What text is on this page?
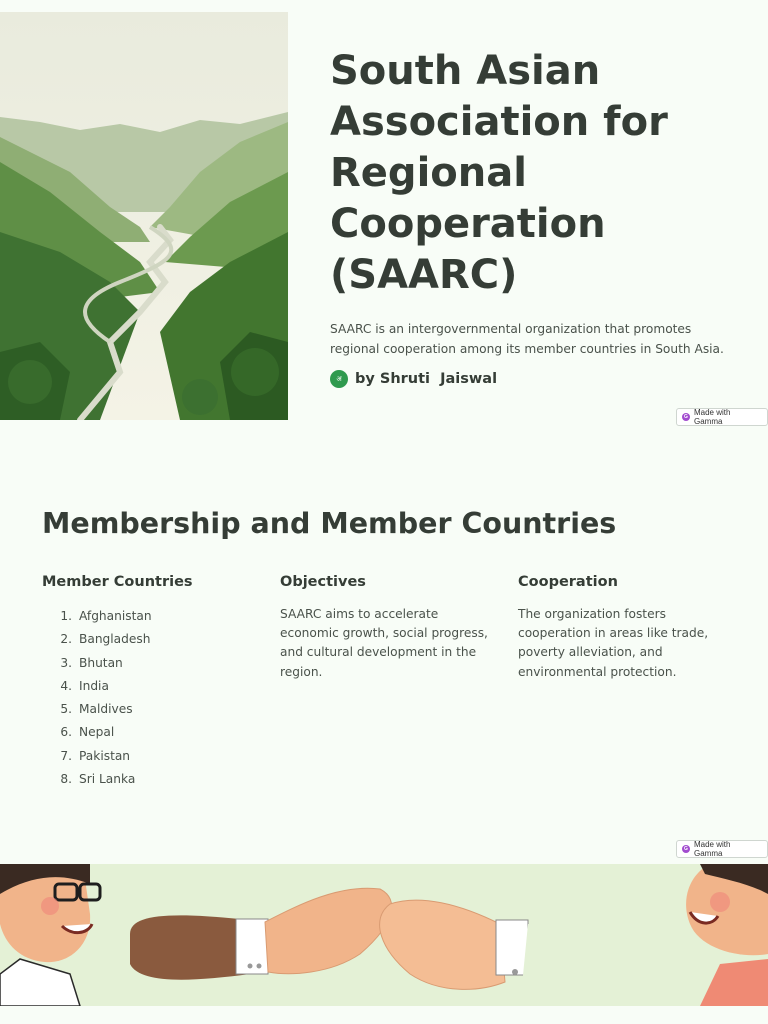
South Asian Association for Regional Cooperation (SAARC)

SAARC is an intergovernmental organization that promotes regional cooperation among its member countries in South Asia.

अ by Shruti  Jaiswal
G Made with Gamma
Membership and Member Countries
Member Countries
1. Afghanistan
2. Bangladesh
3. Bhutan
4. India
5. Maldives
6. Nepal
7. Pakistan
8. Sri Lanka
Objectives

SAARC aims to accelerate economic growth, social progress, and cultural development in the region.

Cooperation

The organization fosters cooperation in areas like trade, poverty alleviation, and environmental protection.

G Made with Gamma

- [AIM OF THE TASK] Repeat each line of the records above exactly, but do not copy the pictures.

- [RESULT BELOW]
What text is on this page?
South Asian Association for Regional Cooperation (SAARC)

SAARC is an intergovernmental organization that promotes regional cooperation among its member countries in South Asia.

अ by Shruti  Jaiswal
G Made with Gamma
Membership and Member Countries
Member Countries
1. Afghanistan
2. Bangladesh
3. Bhutan
4. India
5. Maldives
6. Nepal
7. Pakistan
8. Sri Lanka
Objectives

SAARC aims to accelerate economic growth, social progress, and cultural development in the region.

Cooperation

The organization fosters cooperation in areas like trade, poverty alleviation, and environmental protection.

G Made with Gamma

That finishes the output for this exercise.